Lines containing the word "väderstationen" should be extracted in full.

* * * * * * * * *

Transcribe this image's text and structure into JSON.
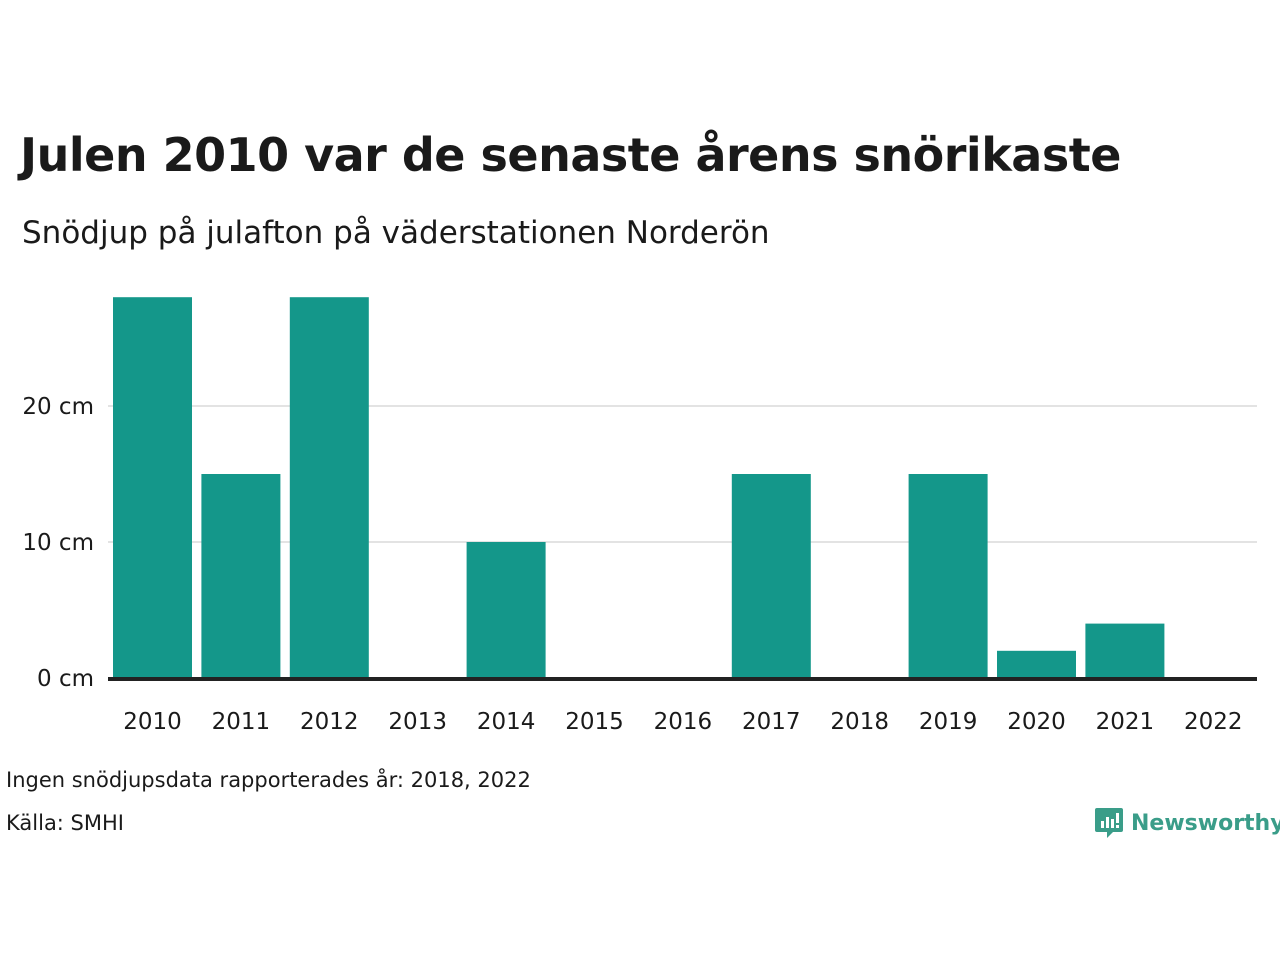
{
  "header": {
    "title": "Julen 2010 var de senaste årens snörikaste",
    "subtitle": "Snödjup på julafton på väderstationen Norderön"
  },
  "footer": {
    "note": "Ingen snödjupsdata rapporterades år: 2018, 2022",
    "source": "Källa: SMHI",
    "brand": "Newsworthy"
  },
  "colors": {
    "bar": "#14978a",
    "grid": "#e3e3e3",
    "axis": "#222222",
    "brand": "#3a9d89"
  },
  "chart_data": {
    "type": "bar",
    "title": "Julen 2010 var de senaste årens snörikaste",
    "subtitle": "Snödjup på julafton på väderstationen Norderön",
    "categories": [
      "2010",
      "2011",
      "2012",
      "2013",
      "2014",
      "2015",
      "2016",
      "2017",
      "2018",
      "2019",
      "2020",
      "2021",
      "2022"
    ],
    "values": [
      28,
      15,
      28,
      0,
      10,
      0,
      0,
      15,
      null,
      15,
      2,
      4,
      null
    ],
    "unit": "cm",
    "yticks": [
      "0 cm",
      "10 cm",
      "20 cm"
    ],
    "ytick_values": [
      0,
      10,
      20
    ],
    "ylim": [
      0,
      28
    ],
    "grid": true,
    "legend": "none"
  }
}
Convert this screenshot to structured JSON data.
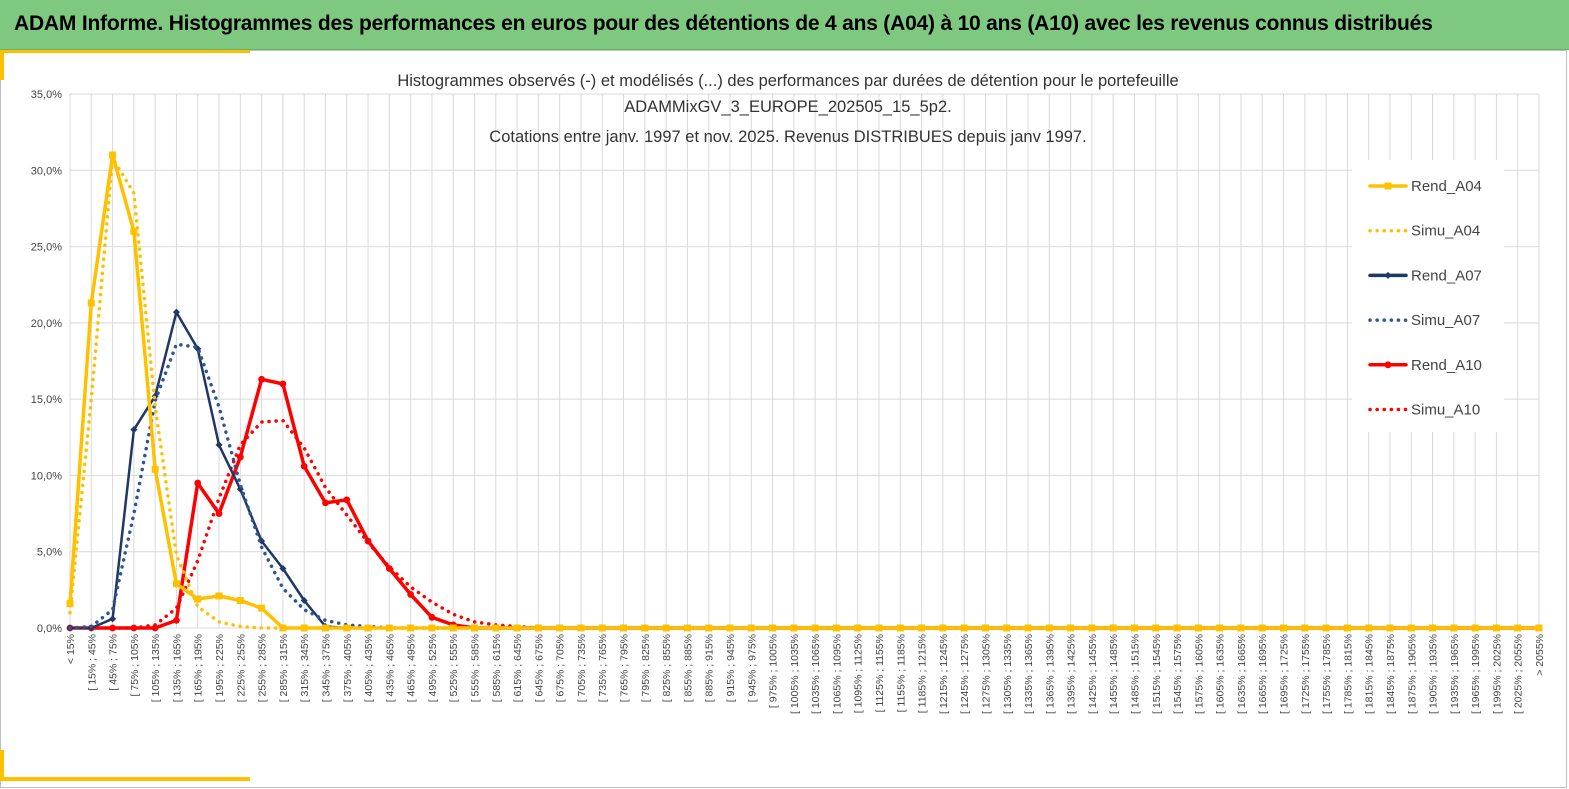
{
  "banner": {
    "title": "ADAM Informe. Histogrammes des performances en euros pour des détentions de 4 ans (A04) à 10 ans (A10) avec les revenus connus distribués"
  },
  "colors": {
    "banner": "#7ec87f",
    "accent": "#ffc000",
    "a04": "#ffc000",
    "a07": "#1f3864",
    "a07_simu": "#2e5597",
    "a10": "#ff0000",
    "grid": "#d9d9d9"
  },
  "chart_data": {
    "type": "line",
    "title_lines": [
      "Histogrammes observés (-) et modélisés (...) des performances par durées de détention pour le portefeuille",
      "ADAMMixGV_3_EUROPE_202505_15_5p2.",
      "Cotations entre janv. 1997 et nov. 2025. Revenus DISTRIBUES depuis janv 1997."
    ],
    "ylim": [
      0,
      35
    ],
    "y_ticks": [
      0,
      5,
      10,
      15,
      20,
      25,
      30,
      35
    ],
    "y_tick_labels": [
      "0,0%",
      "5,0%",
      "10,0%",
      "15,0%",
      "20,0%",
      "25,0%",
      "30,0%",
      "35,0%"
    ],
    "grid": true,
    "legend_position": "right",
    "categories": [
      "< 15%",
      "[ 15% ; 45%",
      "[ 45% ; 75%",
      "[ 75% ; 105%",
      "[ 105% ; 135%",
      "[ 135% ; 165%",
      "[ 165% ; 195%",
      "[ 195% ; 225%",
      "[ 225% ; 255%",
      "[ 255% ; 285%",
      "[ 285% ; 315%",
      "[ 315% ; 345%",
      "[ 345% ; 375%",
      "[ 375% ; 405%",
      "[ 405% ; 435%",
      "[ 435% ; 465%",
      "[ 465% ; 495%",
      "[ 495% ; 525%",
      "[ 525% ; 555%",
      "[ 555% ; 585%",
      "[ 585% ; 615%",
      "[ 615% ; 645%",
      "[ 645% ; 675%",
      "[ 675% ; 705%",
      "[ 705% ; 735%",
      "[ 735% ; 765%",
      "[ 765% ; 795%",
      "[ 795% ; 825%",
      "[ 825% ; 855%",
      "[ 855% ; 885%",
      "[ 885% ; 915%",
      "[ 915% ; 945%",
      "[ 945% ; 975%",
      "[ 975% ; 1005%",
      "[ 1005% ; 1035%",
      "[ 1035% ; 1065%",
      "[ 1065% ; 1095%",
      "[ 1095% ; 1125%",
      "[ 1125% ; 1155%",
      "[ 1155% ; 1185%",
      "[ 1185% ; 1215%",
      "[ 1215% ; 1245%",
      "[ 1245% ; 1275%",
      "[ 1275% ; 1305%",
      "[ 1305% ; 1335%",
      "[ 1335% ; 1365%",
      "[ 1365% ; 1395%",
      "[ 1395% ; 1425%",
      "[ 1425% ; 1455%",
      "[ 1455% ; 1485%",
      "[ 1485% ; 1515%",
      "[ 1515% ; 1545%",
      "[ 1545% ; 1575%",
      "[ 1575% ; 1605%",
      "[ 1605% ; 1635%",
      "[ 1635% ; 1665%",
      "[ 1665% ; 1695%",
      "[ 1695% ; 1725%",
      "[ 1725% ; 1755%",
      "[ 1755% ; 1785%",
      "[ 1785% ; 1815%",
      "[ 1815% ; 1845%",
      "[ 1845% ; 1875%",
      "[ 1875% ; 1905%",
      "[ 1905% ; 1935%",
      "[ 1935% ; 1965%",
      "[ 1965% ; 1995%",
      "[ 1995% ; 2025%",
      "[ 2025% ; 2055%",
      "> 2055%"
    ],
    "series": [
      {
        "name": "Rend_A04",
        "color": "#ffc000",
        "dash": "solid",
        "marker": "square",
        "values": [
          1.6,
          21.3,
          31.0,
          26.0,
          10.4,
          2.9,
          1.9,
          2.1,
          1.8,
          1.3,
          0,
          0,
          0,
          0,
          0,
          0,
          0,
          0,
          0,
          0,
          0,
          0,
          0,
          0,
          0,
          0,
          0,
          0,
          0,
          0,
          0,
          0,
          0,
          0,
          0,
          0,
          0,
          0,
          0,
          0,
          0,
          0,
          0,
          0,
          0,
          0,
          0,
          0,
          0,
          0,
          0,
          0,
          0,
          0,
          0,
          0,
          0,
          0,
          0,
          0,
          0,
          0,
          0,
          0,
          0,
          0,
          0,
          0,
          0,
          0
        ]
      },
      {
        "name": "Simu_A04",
        "color": "#ffc000",
        "dash": "dotted",
        "marker": "none",
        "values": [
          1.0,
          15.0,
          30.8,
          28.5,
          14.5,
          4.8,
          1.4,
          0.4,
          0.1,
          0,
          0,
          0,
          0,
          0,
          0,
          0,
          0,
          0,
          0,
          0,
          0,
          0,
          0,
          0,
          0,
          0,
          0,
          0,
          0,
          0,
          0,
          0,
          0,
          0,
          0,
          0,
          0,
          0,
          0,
          0,
          0,
          0,
          0,
          0,
          0,
          0,
          0,
          0,
          0,
          0,
          0,
          0,
          0,
          0,
          0,
          0,
          0,
          0,
          0,
          0,
          0,
          0,
          0,
          0,
          0,
          0,
          0,
          0,
          0,
          0
        ]
      },
      {
        "name": "Rend_A07",
        "color": "#1f3864",
        "dash": "solid",
        "marker": "diamond",
        "values": [
          0,
          0,
          0.6,
          13.0,
          15.2,
          20.7,
          18.3,
          12.0,
          9.1,
          5.7,
          3.9,
          1.8,
          0.1,
          0,
          0,
          0,
          0,
          0,
          0,
          0,
          0,
          0,
          0,
          0,
          0,
          0,
          0,
          0,
          0,
          0,
          0,
          0,
          0,
          0,
          0,
          0,
          0,
          0,
          0,
          0,
          0,
          0,
          0,
          0,
          0,
          0,
          0,
          0,
          0,
          0,
          0,
          0,
          0,
          0,
          0,
          0,
          0,
          0,
          0,
          0,
          0,
          0,
          0,
          0,
          0,
          0,
          0,
          0,
          0,
          0
        ]
      },
      {
        "name": "Simu_A07",
        "color": "#2e5597",
        "dash": "dotted",
        "marker": "none",
        "values": [
          0,
          0.1,
          1.2,
          7.5,
          14.9,
          18.6,
          18.4,
          14.5,
          9.4,
          5.3,
          2.6,
          1.2,
          0.5,
          0.2,
          0.1,
          0,
          0,
          0,
          0,
          0,
          0,
          0,
          0,
          0,
          0,
          0,
          0,
          0,
          0,
          0,
          0,
          0,
          0,
          0,
          0,
          0,
          0,
          0,
          0,
          0,
          0,
          0,
          0,
          0,
          0,
          0,
          0,
          0,
          0,
          0,
          0,
          0,
          0,
          0,
          0,
          0,
          0,
          0,
          0,
          0,
          0,
          0,
          0,
          0,
          0,
          0,
          0,
          0,
          0,
          0
        ]
      },
      {
        "name": "Rend_A10",
        "color": "#ff0000",
        "dash": "solid",
        "marker": "circle",
        "values": [
          0,
          0,
          0,
          0,
          0,
          0.5,
          9.5,
          7.5,
          11.2,
          16.3,
          16.0,
          10.6,
          8.2,
          8.4,
          5.7,
          3.9,
          2.2,
          0.7,
          0.2,
          0,
          0,
          0,
          0,
          0,
          0,
          0,
          0,
          0,
          0,
          0,
          0,
          0,
          0,
          0,
          0,
          0,
          0,
          0,
          0,
          0,
          0,
          0,
          0,
          0,
          0,
          0,
          0,
          0,
          0,
          0,
          0,
          0,
          0,
          0,
          0,
          0,
          0,
          0,
          0,
          0,
          0,
          0,
          0,
          0,
          0,
          0,
          0,
          0,
          0,
          0
        ]
      },
      {
        "name": "Simu_A10",
        "color": "#ff0000",
        "dash": "dotted",
        "marker": "none",
        "values": [
          0,
          0,
          0,
          0,
          0.2,
          1.3,
          4.4,
          8.5,
          12.0,
          13.5,
          13.6,
          11.8,
          9.2,
          7.4,
          5.6,
          4.0,
          2.7,
          1.7,
          0.9,
          0.4,
          0.2,
          0.1,
          0,
          0,
          0,
          0,
          0,
          0,
          0,
          0,
          0,
          0,
          0,
          0,
          0,
          0,
          0,
          0,
          0,
          0,
          0,
          0,
          0,
          0,
          0,
          0,
          0,
          0,
          0,
          0,
          0,
          0,
          0,
          0,
          0,
          0,
          0,
          0,
          0,
          0,
          0,
          0,
          0,
          0,
          0,
          0,
          0,
          0,
          0,
          0
        ]
      }
    ]
  }
}
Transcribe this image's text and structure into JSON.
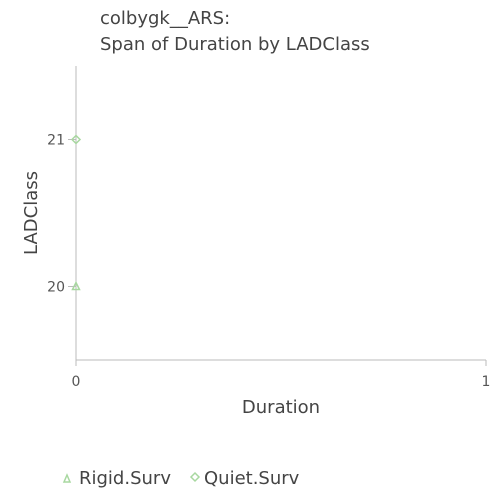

* * * * * * * * *

- **Solution below**:
    "subtitle": "Snödjup på julafton på väderstationen Norderön"
    "subtitle": "Snödjup på julafton på väderstationen Norderön",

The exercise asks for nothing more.